**Selected excerpt:**
=====

This may be the best meal I’ve ever made. How did I come to create a Beef-less Bourguignon?

Years ago I visited Paris with some girlfriends and we stayed at a friend’s apartment. He was an Italian living in Paris. During the day we girls did all the touristy things. But in the evenings our Italian friend took us to places we wouldn’t have found unless we were locals.

I was a vegetarian at the time and at each meal I would either order vegetables or fish. But on our last night in Paris I decided to get a classic French dish, Beef Bourguignon. Our friend had taken us to a local restaurant run by a husband and wife. She had put cinnamon in her Beef Bourguignon, which I thought was so interesting. I remember that meal more clearly than any other from my time in Paris.

Here I am making a Beef-less Bourguignon with portobello mushrooms in place of the beef. I was inspired by my Parisian meal and added cinnamon and some other spices to the dish.

=====

How would this sentence from the Beef-less Bourguignon story read in Spanish: "Here I am making a Beef-less Bourguignon with portobello mushrooms in place of the beef."?

**Data shown:**
=====

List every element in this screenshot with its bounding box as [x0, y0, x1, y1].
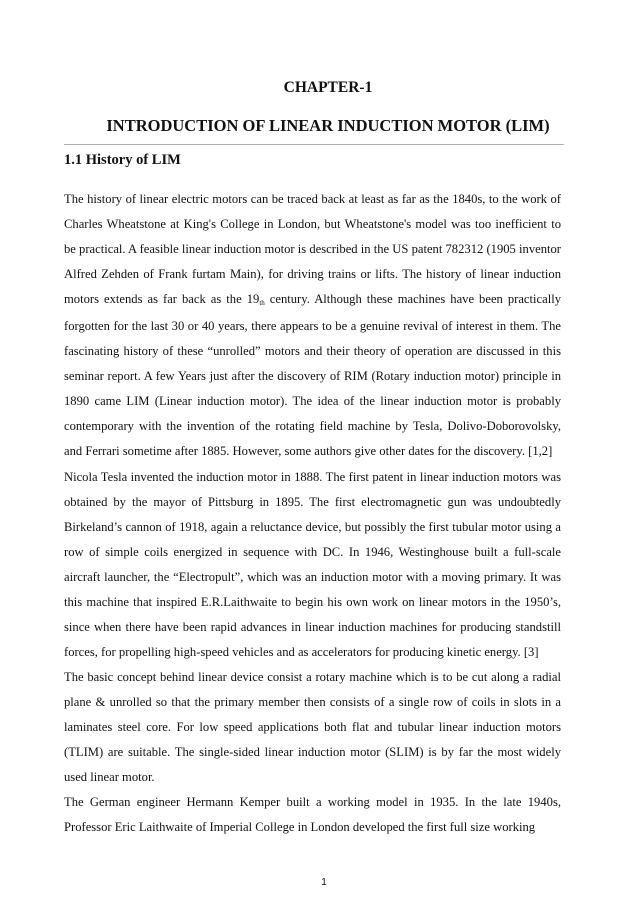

=====

**Written reply:**
Aquí estoy preparando un Bourguignon sin carne de res, con champiñones portobello en lugar de la carne.